◆ **Exercise objective**: In the data below, locate each line with the word "FNDC" and list it.

◆ **Data entries**:
>> start

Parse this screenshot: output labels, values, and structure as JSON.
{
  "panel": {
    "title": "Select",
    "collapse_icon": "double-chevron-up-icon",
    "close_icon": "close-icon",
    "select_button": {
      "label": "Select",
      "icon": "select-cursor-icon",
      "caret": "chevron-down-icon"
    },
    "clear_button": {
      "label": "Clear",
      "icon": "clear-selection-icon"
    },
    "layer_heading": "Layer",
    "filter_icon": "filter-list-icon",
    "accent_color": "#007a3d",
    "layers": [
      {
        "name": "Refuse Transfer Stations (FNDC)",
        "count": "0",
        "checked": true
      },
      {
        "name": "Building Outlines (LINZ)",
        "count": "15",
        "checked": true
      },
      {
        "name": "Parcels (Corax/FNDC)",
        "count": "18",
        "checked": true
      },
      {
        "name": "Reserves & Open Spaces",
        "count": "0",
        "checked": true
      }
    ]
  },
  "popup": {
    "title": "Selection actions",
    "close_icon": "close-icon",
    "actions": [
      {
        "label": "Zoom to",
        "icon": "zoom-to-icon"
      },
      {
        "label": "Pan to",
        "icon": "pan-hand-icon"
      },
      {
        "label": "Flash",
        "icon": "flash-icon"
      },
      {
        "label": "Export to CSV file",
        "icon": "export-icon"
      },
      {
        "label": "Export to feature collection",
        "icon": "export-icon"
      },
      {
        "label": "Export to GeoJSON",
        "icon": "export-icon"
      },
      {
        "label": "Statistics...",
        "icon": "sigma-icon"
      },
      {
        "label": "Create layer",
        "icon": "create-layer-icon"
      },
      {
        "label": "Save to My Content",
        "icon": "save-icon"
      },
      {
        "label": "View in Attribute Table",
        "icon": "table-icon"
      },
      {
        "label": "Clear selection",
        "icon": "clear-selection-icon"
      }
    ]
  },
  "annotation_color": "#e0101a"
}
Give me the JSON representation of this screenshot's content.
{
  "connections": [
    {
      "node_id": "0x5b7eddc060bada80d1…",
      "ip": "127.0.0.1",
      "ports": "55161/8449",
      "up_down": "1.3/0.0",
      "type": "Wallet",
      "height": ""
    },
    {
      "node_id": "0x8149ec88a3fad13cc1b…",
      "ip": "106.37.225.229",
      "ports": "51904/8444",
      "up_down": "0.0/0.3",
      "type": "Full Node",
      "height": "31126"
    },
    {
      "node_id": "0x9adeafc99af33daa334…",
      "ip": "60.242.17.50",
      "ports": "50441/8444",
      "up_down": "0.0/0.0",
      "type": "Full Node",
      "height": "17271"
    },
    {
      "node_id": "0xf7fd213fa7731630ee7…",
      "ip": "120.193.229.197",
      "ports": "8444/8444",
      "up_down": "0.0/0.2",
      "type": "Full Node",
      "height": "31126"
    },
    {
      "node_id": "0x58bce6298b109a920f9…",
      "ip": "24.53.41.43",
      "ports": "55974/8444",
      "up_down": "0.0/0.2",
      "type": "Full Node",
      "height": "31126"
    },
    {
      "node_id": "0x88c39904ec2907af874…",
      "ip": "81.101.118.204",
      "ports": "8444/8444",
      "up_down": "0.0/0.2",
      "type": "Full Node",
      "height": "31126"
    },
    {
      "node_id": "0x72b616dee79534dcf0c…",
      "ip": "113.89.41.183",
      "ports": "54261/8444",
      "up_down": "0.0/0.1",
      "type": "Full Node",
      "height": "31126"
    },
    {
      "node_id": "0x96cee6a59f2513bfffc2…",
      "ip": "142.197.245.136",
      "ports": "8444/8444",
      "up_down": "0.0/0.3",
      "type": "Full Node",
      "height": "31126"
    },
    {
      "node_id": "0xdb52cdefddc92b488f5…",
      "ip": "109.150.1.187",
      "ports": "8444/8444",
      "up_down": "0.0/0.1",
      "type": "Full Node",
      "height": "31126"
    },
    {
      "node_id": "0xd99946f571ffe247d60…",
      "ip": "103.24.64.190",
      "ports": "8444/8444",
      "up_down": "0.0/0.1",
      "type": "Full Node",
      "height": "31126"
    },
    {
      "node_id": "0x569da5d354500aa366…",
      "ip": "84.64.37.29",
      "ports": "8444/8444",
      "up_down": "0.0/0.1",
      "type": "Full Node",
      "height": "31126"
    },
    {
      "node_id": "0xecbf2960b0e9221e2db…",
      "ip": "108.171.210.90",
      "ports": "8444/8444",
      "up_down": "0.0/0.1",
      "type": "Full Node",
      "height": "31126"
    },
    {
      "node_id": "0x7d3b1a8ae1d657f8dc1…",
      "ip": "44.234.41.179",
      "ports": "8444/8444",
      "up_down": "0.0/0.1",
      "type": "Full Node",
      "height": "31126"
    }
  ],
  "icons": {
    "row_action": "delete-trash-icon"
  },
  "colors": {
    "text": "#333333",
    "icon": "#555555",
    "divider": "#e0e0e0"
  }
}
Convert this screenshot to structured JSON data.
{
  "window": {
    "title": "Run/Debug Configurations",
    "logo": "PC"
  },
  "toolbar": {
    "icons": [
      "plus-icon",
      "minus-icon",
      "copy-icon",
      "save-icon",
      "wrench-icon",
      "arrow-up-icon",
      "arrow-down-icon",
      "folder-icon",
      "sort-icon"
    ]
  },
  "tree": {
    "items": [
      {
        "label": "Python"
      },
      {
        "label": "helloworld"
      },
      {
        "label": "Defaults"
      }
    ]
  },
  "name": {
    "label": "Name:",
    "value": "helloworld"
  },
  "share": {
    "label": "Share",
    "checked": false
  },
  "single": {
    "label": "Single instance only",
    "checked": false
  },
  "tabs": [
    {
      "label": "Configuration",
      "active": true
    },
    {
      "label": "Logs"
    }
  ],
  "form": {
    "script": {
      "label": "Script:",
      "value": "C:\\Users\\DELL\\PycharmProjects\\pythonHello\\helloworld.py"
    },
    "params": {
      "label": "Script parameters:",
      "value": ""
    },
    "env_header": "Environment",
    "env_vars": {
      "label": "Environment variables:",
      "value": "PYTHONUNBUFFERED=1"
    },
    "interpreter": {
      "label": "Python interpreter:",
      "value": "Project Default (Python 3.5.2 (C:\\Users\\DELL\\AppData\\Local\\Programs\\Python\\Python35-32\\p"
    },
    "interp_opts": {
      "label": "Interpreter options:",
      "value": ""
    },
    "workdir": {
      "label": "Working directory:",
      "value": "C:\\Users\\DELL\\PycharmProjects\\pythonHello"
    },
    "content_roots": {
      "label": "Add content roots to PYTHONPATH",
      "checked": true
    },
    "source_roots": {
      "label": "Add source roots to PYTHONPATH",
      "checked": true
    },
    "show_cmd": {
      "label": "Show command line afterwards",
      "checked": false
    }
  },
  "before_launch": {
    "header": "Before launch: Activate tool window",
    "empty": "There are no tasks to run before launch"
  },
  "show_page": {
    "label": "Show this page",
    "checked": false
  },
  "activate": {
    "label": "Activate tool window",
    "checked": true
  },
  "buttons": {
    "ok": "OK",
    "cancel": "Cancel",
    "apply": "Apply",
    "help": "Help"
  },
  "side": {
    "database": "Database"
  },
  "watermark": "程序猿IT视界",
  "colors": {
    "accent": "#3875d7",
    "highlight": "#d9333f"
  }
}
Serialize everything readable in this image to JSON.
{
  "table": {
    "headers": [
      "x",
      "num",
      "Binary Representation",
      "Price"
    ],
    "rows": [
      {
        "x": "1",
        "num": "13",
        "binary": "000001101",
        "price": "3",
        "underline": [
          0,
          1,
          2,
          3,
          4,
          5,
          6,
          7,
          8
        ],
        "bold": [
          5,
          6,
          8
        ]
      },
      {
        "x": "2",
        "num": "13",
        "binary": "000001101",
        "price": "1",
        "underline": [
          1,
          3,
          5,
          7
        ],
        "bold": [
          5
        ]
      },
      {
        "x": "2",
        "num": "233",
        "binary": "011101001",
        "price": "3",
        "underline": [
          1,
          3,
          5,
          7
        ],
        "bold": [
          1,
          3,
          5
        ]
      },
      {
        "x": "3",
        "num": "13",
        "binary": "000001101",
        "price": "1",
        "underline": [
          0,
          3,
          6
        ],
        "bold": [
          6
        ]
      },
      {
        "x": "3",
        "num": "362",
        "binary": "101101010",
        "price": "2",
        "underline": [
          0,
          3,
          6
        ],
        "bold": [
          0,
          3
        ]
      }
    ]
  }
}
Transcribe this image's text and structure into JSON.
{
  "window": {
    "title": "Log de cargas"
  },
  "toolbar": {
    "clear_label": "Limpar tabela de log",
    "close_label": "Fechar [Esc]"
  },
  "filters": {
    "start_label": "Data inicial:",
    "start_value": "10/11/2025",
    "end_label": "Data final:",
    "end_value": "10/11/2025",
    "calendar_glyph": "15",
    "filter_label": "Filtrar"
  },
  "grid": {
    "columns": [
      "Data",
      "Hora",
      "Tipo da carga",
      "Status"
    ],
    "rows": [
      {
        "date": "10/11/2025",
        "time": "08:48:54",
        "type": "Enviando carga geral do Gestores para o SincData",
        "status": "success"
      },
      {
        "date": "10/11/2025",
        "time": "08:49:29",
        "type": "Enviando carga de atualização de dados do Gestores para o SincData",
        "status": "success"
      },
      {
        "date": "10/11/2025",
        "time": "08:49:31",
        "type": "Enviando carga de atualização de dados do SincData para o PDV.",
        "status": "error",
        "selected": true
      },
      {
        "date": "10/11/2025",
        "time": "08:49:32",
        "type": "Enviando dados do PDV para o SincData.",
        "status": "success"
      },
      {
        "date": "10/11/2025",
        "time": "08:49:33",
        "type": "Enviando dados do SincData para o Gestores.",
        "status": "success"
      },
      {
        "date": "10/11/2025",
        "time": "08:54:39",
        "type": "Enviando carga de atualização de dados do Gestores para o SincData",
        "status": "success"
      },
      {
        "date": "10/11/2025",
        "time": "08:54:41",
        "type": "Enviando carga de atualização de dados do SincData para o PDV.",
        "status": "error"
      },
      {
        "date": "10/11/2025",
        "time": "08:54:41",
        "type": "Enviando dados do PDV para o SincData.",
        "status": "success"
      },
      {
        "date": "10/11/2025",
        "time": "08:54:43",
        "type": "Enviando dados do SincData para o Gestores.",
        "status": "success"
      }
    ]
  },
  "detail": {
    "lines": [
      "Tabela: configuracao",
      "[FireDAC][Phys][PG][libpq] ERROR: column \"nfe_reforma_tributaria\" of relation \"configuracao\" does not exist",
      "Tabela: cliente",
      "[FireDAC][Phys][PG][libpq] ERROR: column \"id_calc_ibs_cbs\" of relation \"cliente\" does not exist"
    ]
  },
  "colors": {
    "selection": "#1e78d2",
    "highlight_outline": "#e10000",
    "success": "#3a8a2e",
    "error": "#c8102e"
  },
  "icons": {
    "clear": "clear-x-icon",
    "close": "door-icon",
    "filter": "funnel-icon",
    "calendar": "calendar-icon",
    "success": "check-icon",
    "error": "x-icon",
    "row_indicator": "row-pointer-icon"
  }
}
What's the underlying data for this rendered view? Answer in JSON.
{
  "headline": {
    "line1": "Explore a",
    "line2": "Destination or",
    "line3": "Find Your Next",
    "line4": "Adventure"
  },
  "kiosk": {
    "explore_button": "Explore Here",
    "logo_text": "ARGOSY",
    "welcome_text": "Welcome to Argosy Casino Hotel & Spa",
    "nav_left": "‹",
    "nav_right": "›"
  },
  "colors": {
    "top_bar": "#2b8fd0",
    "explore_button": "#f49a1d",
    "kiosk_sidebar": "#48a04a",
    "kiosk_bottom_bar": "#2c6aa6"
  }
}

>> end

◆ **Exercise answer**:
        "name": "Refuse Transfer Stations (FNDC)",
        "name": "Parcels (Corax/FNDC)",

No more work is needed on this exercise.